_PROVIDED MATERIAL_:
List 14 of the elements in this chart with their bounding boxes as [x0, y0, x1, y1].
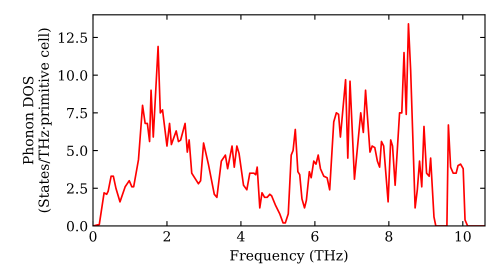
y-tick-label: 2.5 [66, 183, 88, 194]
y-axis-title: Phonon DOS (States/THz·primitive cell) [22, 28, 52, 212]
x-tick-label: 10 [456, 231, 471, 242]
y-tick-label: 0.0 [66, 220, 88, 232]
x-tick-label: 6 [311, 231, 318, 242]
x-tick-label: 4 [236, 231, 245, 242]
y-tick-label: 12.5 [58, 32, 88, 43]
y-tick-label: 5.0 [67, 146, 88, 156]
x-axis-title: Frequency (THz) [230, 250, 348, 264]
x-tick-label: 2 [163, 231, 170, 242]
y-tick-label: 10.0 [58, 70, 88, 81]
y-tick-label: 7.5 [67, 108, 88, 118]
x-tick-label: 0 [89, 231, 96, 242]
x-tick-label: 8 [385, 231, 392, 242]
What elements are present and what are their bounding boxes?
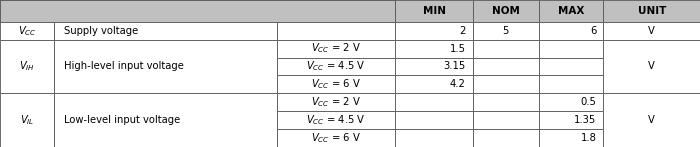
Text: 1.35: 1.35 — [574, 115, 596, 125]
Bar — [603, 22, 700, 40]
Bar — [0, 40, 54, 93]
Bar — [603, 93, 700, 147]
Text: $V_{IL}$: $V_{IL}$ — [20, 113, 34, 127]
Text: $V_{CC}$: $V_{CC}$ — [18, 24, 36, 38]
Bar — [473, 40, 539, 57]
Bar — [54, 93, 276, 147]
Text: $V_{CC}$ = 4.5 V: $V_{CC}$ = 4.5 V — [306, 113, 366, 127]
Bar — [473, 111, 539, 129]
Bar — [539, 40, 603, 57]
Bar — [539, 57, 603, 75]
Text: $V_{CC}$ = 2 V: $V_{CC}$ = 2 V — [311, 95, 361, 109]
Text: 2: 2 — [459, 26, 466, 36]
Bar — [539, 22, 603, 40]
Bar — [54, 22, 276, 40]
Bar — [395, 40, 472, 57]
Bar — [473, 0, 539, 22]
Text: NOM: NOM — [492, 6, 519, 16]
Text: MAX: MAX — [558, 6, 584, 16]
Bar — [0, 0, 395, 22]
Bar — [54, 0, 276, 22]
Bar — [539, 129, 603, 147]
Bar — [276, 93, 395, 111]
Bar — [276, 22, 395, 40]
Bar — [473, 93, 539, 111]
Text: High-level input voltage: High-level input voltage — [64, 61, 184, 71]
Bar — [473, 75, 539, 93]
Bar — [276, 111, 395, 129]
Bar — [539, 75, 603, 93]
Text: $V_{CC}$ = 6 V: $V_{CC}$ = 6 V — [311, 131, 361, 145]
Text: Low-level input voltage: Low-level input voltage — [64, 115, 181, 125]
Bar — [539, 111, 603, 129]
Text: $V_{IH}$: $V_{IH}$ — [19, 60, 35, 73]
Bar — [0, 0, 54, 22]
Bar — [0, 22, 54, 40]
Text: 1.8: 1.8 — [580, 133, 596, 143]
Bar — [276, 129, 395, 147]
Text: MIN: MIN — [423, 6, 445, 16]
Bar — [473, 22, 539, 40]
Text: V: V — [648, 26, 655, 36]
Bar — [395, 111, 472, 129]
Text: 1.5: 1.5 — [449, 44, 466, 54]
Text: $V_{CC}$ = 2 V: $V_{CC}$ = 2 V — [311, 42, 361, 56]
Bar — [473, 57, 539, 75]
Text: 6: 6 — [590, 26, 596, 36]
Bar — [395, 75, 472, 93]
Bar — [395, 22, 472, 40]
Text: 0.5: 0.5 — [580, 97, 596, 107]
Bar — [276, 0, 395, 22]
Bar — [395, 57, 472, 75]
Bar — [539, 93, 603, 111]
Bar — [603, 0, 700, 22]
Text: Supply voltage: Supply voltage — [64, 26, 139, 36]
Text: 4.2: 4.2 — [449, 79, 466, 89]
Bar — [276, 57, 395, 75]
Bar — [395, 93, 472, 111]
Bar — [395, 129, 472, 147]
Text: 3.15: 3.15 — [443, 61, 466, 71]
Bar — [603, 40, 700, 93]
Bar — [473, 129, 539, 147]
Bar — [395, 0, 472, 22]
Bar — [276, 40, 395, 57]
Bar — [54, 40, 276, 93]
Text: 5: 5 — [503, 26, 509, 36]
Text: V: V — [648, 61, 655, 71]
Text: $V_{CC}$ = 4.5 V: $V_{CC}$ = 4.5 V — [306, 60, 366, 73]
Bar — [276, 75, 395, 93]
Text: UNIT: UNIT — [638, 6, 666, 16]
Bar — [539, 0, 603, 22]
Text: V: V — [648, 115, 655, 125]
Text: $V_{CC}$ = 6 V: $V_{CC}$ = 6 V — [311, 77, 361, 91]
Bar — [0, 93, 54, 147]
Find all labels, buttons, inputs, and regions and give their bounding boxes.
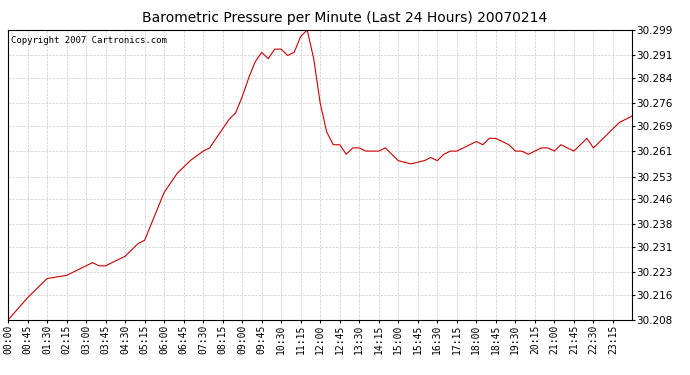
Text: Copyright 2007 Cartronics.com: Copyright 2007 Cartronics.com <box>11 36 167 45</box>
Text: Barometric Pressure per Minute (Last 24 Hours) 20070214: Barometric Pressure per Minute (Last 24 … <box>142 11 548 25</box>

_THE TASK_: Return every line of the items above that contains the word "voltage", matching case exactly.

_THE RESPONSE_:
Text: High-level input voltage: High-level input voltage — [64, 61, 184, 71]
Text: Low-level input voltage: Low-level input voltage — [64, 115, 181, 125]
Text: Supply voltage: Supply voltage — [64, 26, 139, 36]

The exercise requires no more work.